EXERCISE GOAL =>
Reproduce verbatim the portion of the listing that begins with the line containing "circled-annotation: 10 xyxy=(693,933,742,982)" and ends with the line containing "paragraph: Unlike the", including both of those lines.

ENTRIES =>
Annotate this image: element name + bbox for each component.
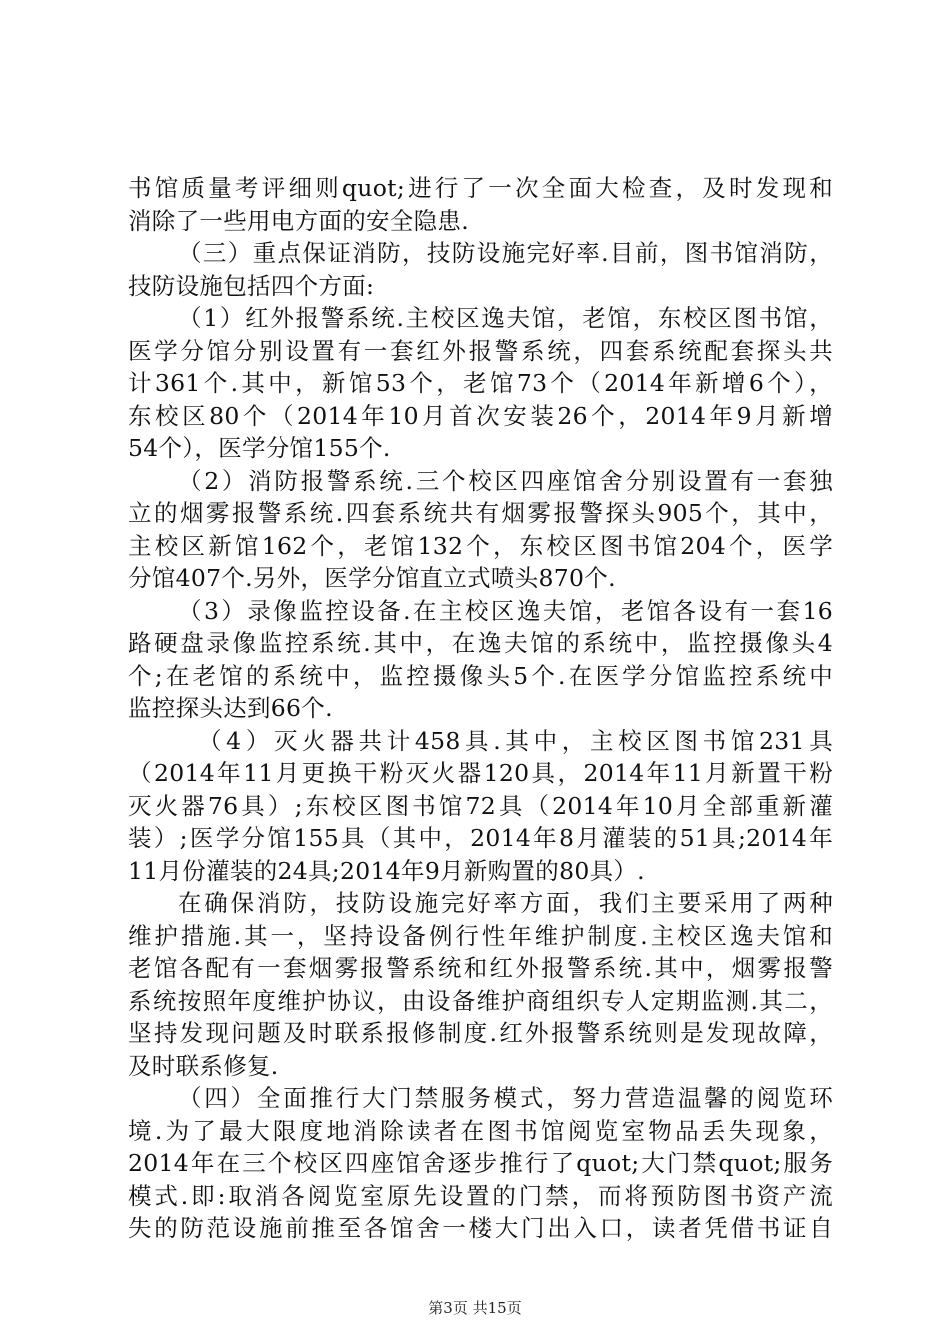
text-line: 个;在老馆的系统中，监控摄像头5个.在医学分馆监控系统中 (128, 661, 833, 690)
text-line: 分馆407个.另外，医学分馆直立式喷头870个. (128, 564, 616, 592)
text-line: 坚持发现问题及时联系报修制度.红外报警系统则是发现故障， (128, 1019, 833, 1047)
text-line: 东校区80个（2014年10月首次安装26个，2014年9月新增 (128, 401, 833, 430)
text-line: 及时联系修复. (128, 1051, 279, 1080)
text-line: 医学分馆分别设置有一套红外报警系统，四套系统配套探头共 (128, 336, 833, 365)
text-line: 老馆各配有一套烟雾报警系统和红外报警系统.其中，烟雾报警 (128, 954, 833, 982)
text-line: 维护措施.其一，坚持设备例行性年维护制度.主校区逸夫馆和 (128, 921, 833, 950)
text-line: 灭火器76具）;东校区图书馆72具（2014年10月全部重新灌 (128, 791, 833, 820)
page-footer: 第3页 共15页 (428, 1299, 522, 1317)
text-line: （3）录像监控设备.在主校区逸夫馆，老馆各设有一套16 (178, 596, 833, 625)
text-line: （三）重点保证消防，技防设施完好率.目前，图书馆消防， (178, 239, 833, 267)
text-line: 技防设施包括四个方面: (128, 271, 375, 300)
text-line: 2014年在三个校区四座馆舍逐步推行了quot;大门禁quot;服务 (128, 1149, 833, 1177)
text-line: （1）红外报警系统.主校区逸夫馆，老馆，东校区图书馆， (178, 304, 833, 332)
text-line: 模式.即:取消各阅览室原先设置的门禁，而将预防图书资产流 (128, 1181, 833, 1210)
text-line: 消除了一些用电方面的安全隐患. (128, 206, 469, 235)
text-line: 立的烟雾报警系统.四套系统共有烟雾报警探头905个，其中， (128, 499, 833, 527)
text-line: 监控探头达到66个. (128, 694, 333, 722)
text-line: 计361个.其中，新馆53个，老馆73个（2014年新增6个）， (128, 369, 833, 397)
text-line: （2014年11月更换干粉灭火器120具，2014年11月新置干粉 (128, 759, 833, 787)
text-line: 失的防范设施前推至各馆舍一楼大门出入口，读者凭借书证自 (128, 1214, 833, 1242)
text-line: 54个），医学分馆155个. (128, 434, 391, 462)
document-body (128, 172, 833, 1245)
text-line: 主校区新馆162个，老馆132个，东校区图书馆204个，医学 (128, 531, 833, 560)
text-line: 境.为了最大限度地消除读者在图书馆阅览室物品丢失现象， (128, 1116, 833, 1145)
text-line: 11月份灌装的24具;2014年9月新购置的80具）. (128, 856, 645, 885)
text-line: 书馆质量考评细则quot;进行了一次全面大检查，及时发现和 (128, 174, 833, 202)
text-line: 在确保消防，技防设施完好率方面，我们主要采用了两种 (178, 889, 833, 917)
text-line: 装）;医学分馆155具（其中，2014年8月灌装的51具;2014年 (128, 824, 833, 852)
text-line: （2）消防报警系统.三个校区四座馆舍分别设置有一套独 (178, 466, 833, 495)
text-line: （4）灭火器共计458具.其中，主校区图书馆231具 (198, 726, 833, 755)
text-line: 路硬盘录像监控系统.其中，在逸夫馆的系统中，监控摄像头4 (128, 629, 833, 657)
text-line: （四）全面推行大门禁服务模式，努力营造温馨的阅览环 (178, 1084, 833, 1112)
text-line: 系统按照年度维护协议，由设备维护商组织专人定期监测.其二， (128, 986, 833, 1015)
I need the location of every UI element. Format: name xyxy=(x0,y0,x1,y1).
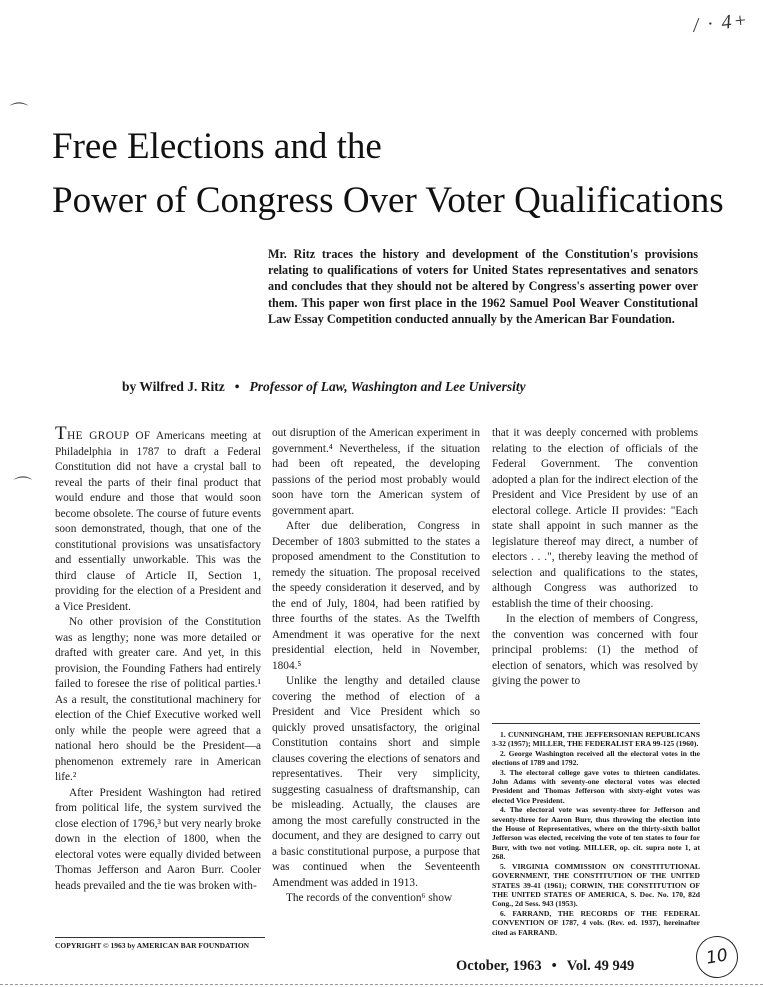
circled-annotation: 10 xyxy=(693,933,742,982)
text-column-3 xyxy=(492,426,698,690)
footnote: 5. VIRGINIA COMMISSION ON CONSTITUTIONAL GOVERNMENT, THE CONSTITUTION OF THE UNITED STATES 39-41 (1961); CORWIN, THE CONSTITUTION OF THE UNITED STATES OF AMERICA, S. Doc. No. 170, 82d Cong., 2d Sess. 943 (1953). xyxy=(492,861,700,909)
margin-mark-icon: ⌒ xyxy=(10,102,28,123)
volume-number: Vol. 49 xyxy=(566,958,609,974)
article-title xyxy=(52,120,742,228)
folio-separator: • xyxy=(551,958,557,974)
paragraph: that it was deeply concerned with problems relating to the election of officials of the Federal Government. The convention adopted a plan for the indirect election of the President and Vice President by use of an electoral college. Article II provides: "Each state shall appoint in such manner as the legislature thereof may direct, a number of electors . . .", thereby leaving the method of selection and qualifications to the states, although Congress was authorized to establish the time of their choosing. xyxy=(492,427,698,610)
byline-separator: • xyxy=(234,379,240,394)
title-line-1: Free Elections and the xyxy=(52,126,382,167)
footnote: 2. George Washington received all the electoral votes in the elections of 1789 and 1792. xyxy=(492,748,700,768)
author-affiliation: Professor of Law, Washington and Lee University xyxy=(249,379,526,394)
lead-in: HE GROUP OF xyxy=(67,430,151,442)
handwritten-page-note: / · 4+ xyxy=(691,9,750,37)
paragraph: Unlike the lengthy and detailed clause covering the method of election of a President and Vice President which so quickly proved unsatisfactory, the original Constitution contains short and simple clauses covering the elections of senators and representatives. Their very simplicity, suggesting casualness of draftsmanship, can be misleading. Actually, the clauses are among the most carefully constructed in the document, and they are designed to carry out a basic constitutional purpose, a purpose that was continued when the Seventeenth Amendment was added in 1913. xyxy=(272,675,480,889)
footnote: 3. The electoral college gave votes to thirteen candidates. John Adams with seventy-one electoral votes was elected President and Thomas Jefferson with sixty-eight votes was elected Vice President. xyxy=(492,767,700,805)
paragraph: The records of the convention⁶ show xyxy=(286,892,453,904)
paragraph xyxy=(55,423,262,615)
article-abstract: Mr. Ritz traces the history and development of the Constitution's provisions relating to qualifications of voters for United States representatives and senators and concludes that they should not be altered by Congress's asserting power over them. This paper won first place in the 1962 Samuel Pool Weaver Constitutional Law Essay Competition conducted annually by the American Bar Foundation. xyxy=(268,247,698,326)
author-name: by Wilfred J. Ritz xyxy=(122,379,225,394)
footnote: 6. FARRAND, THE RECORDS OF THE FEDERAL CONVENTION OF 1787, 4 vols. (Rev. ed. 1937), hereinafter cited as FARRAND. xyxy=(492,908,700,937)
footnote: 4. The electoral vote was seventy-three for Jefferson and seventy-three for Aaron Burr, thus throwing the election into the House of Representatives, where on the thirty-sixth ballot Jefferson was elected, receiving the vote of ten states to four for Burr, with two not voting. MILLER, op. cit. supra note 1, at 268. xyxy=(492,805,700,862)
byline xyxy=(122,379,722,395)
paragraph: After due deliberation, Congress in December of 1803 submitted to the states a proposed amendment to the Constitution to remedy the situation. The proposal received the speedy consideration it deserved, and by the end of July, 1804, had been ratified by three fourths of the states. As the Twelfth Amendment it was operative for the next presidential election, held in November, 1804.⁵ xyxy=(272,520,480,672)
paragraph: out disruption of the American experiment in government.⁴ Nevertheless, if the situation had been oft repeated, the developing passions of the period most probably would soon have torn the American system of government apart. xyxy=(272,427,480,517)
page-number: 949 xyxy=(612,958,635,974)
issue-date: October, 1963 xyxy=(456,958,542,974)
drop-cap: T xyxy=(55,423,68,444)
copyright-notice: COPYRIGHT © 1963 by AMERICAN BAR FOUNDATION xyxy=(55,937,265,950)
paragraph: In the election of members of Congress, the convention was concerned with four principal problems: (1) the method of election of senators, which was resolved by giving the power to xyxy=(492,613,698,687)
paragraph: After President Washington had retired from political life, the system survived the close election of 1796,³ but very nearly broke down in the election of 1800, when the electoral votes were equally divided between Thomas Jefferson and Aaron Burr. Cooler heads prevailed and the tie was broken with- xyxy=(55,786,261,892)
paragraph-text: Americans meeting at Philadelphia in 1787 to draft a Federal Constitution did not have a crystal ball to reveal the parts of their final product that would endure and those that would soon become obsolete. The course of future events soon demonstrated, though, that one of the constitutional provisions was unsatisfactory and essentially unworkable. This was the third clause of Article II, Section 1, providing for the election of a President and a Vice President. xyxy=(55,430,262,613)
margin-mark-icon: ⌒ xyxy=(14,476,32,497)
footnotes xyxy=(492,723,700,937)
page-edge-divider xyxy=(0,984,763,985)
footnote: 1. CUNNINGHAM, THE JEFFERSONIAN REPUBLICANS 3-32 (1957); MILLER, THE FEDERALIST ERA 99-125 (1960). xyxy=(492,730,700,749)
paragraph: No other provision of the Constitution was as lengthy; none was more detailed or drafted with greater care. And yet, in this provision, the Founding Fathers had entirely failed to foresee the rise of political parties.¹ As a result, the constitutional machinery for election of the Chief Executive worked well only while the people were agreed that a national hero should be the President—a phenomenon extremely rare in American life.² xyxy=(55,616,261,783)
text-column-1 xyxy=(55,423,262,894)
text-column-2 xyxy=(272,426,480,907)
title-line-2: Power of Congress Over Voter Qualifications xyxy=(52,180,724,221)
page-folio xyxy=(456,958,634,975)
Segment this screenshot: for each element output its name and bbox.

RESPONSE BELOW =>
circled-annotation: 10 xyxy=(693,933,742,982)
text-column-3 xyxy=(492,426,698,690)
footnote: 5. VIRGINIA COMMISSION ON CONSTITUTIONAL GOVERNMENT, THE CONSTITUTION OF THE UNITED STATES 39-41 (1961); CORWIN, THE CONSTITUTION OF THE UNITED STATES OF AMERICA, S. Doc. No. 170, 82d Cong., 2d Sess. 943 (1953). xyxy=(492,861,700,909)
margin-mark-icon: ⌒ xyxy=(10,102,28,123)
volume-number: Vol. 49 xyxy=(566,958,609,974)
article-title xyxy=(52,120,742,228)
folio-separator: • xyxy=(551,958,557,974)
paragraph: that it was deeply concerned with problems relating to the election of officials of the Federal Government. The convention adopted a plan for the indirect election of the President and Vice President by use of an electoral college. Article II provides: "Each state shall appoint in such manner as the legislature thereof may direct, a number of electors . . .", thereby leaving the method of selection and qualifications to the states, although Congress was authorized to establish the time of their choosing. xyxy=(492,427,698,610)
byline-separator: • xyxy=(234,379,240,394)
title-line-1: Free Elections and the xyxy=(52,126,382,167)
footnote: 2. George Washington received all the electoral votes in the elections of 1789 and 1792. xyxy=(492,748,700,768)
author-affiliation: Professor of Law, Washington and Lee University xyxy=(249,379,526,394)
lead-in: HE GROUP OF xyxy=(67,430,151,442)
handwritten-page-note: / · 4+ xyxy=(691,9,750,37)
paragraph: Unlike the lengthy and detailed clause covering the method of election of a President and Vice President which so quickly proved unsatisfactory, the original Constitution contains short and simple clauses covering the elections of senators and representatives. Their very simplicity, suggesting casualness of draftsmanship, can be misleading. Actually, the clauses are among the most carefully constructed in the document, and they are designed to carry out a basic constitutional purpose, a purpose that was continued when the Seventeenth Amendment was added in 1913. xyxy=(272,675,480,889)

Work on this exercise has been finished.